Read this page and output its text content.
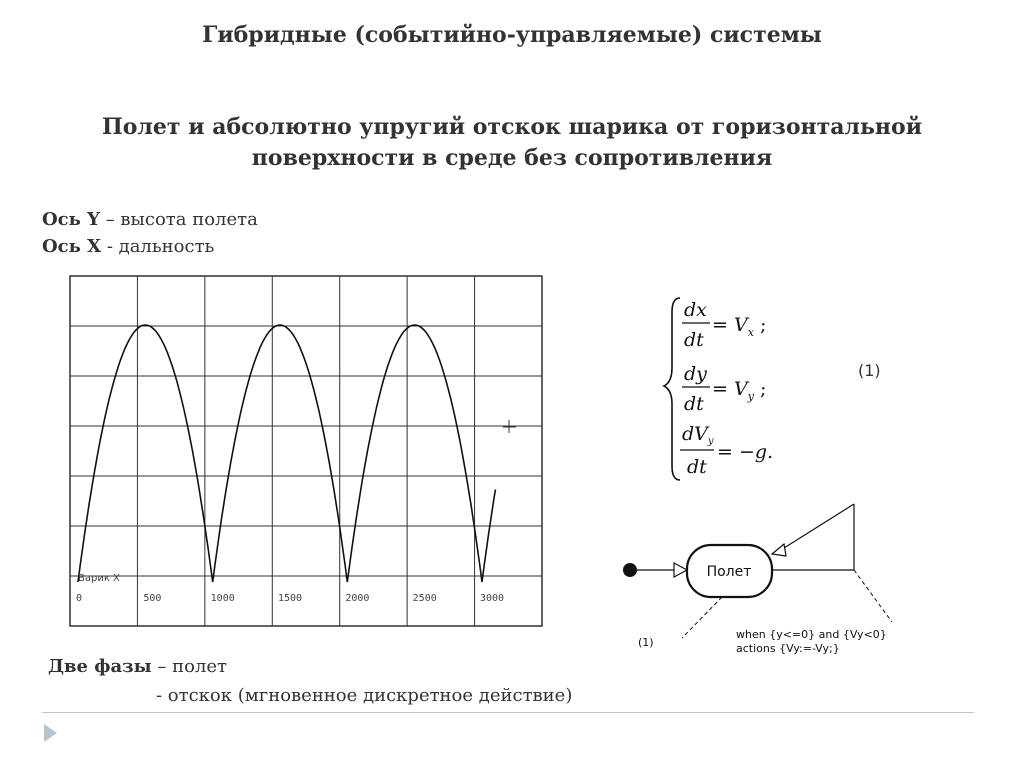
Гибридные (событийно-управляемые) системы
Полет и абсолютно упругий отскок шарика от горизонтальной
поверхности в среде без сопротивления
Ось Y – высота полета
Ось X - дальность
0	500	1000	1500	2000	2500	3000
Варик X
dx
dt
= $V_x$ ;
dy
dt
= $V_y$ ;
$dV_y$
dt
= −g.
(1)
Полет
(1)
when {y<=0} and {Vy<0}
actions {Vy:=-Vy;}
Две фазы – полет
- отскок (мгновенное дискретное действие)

______________________________

:: WHAT YOU NEED TO DO ::
Using the material above, return every line exactly as it appears, minus the pictures.

:: REPLY ::
Read this page and output its text content.
Гибридные (событийно-управляемые) системы
Полет и абсолютно упругий отскок шарика от горизонтальной
поверхности в среде без сопротивления
Ось Y – высота полета
Ось X - дальность
0	500	1000	1500	2000	2500	3000
Варик X
dx
dt
= $V_x$ ;
dy
dt
= $V_y$ ;
$dV_y$
dt
= −g.
(1)
Полет
(1)
when {y<=0} and {Vy<0}
actions {Vy:=-Vy;}
Две фазы – полет
- отскок (мгновенное дискретное действие)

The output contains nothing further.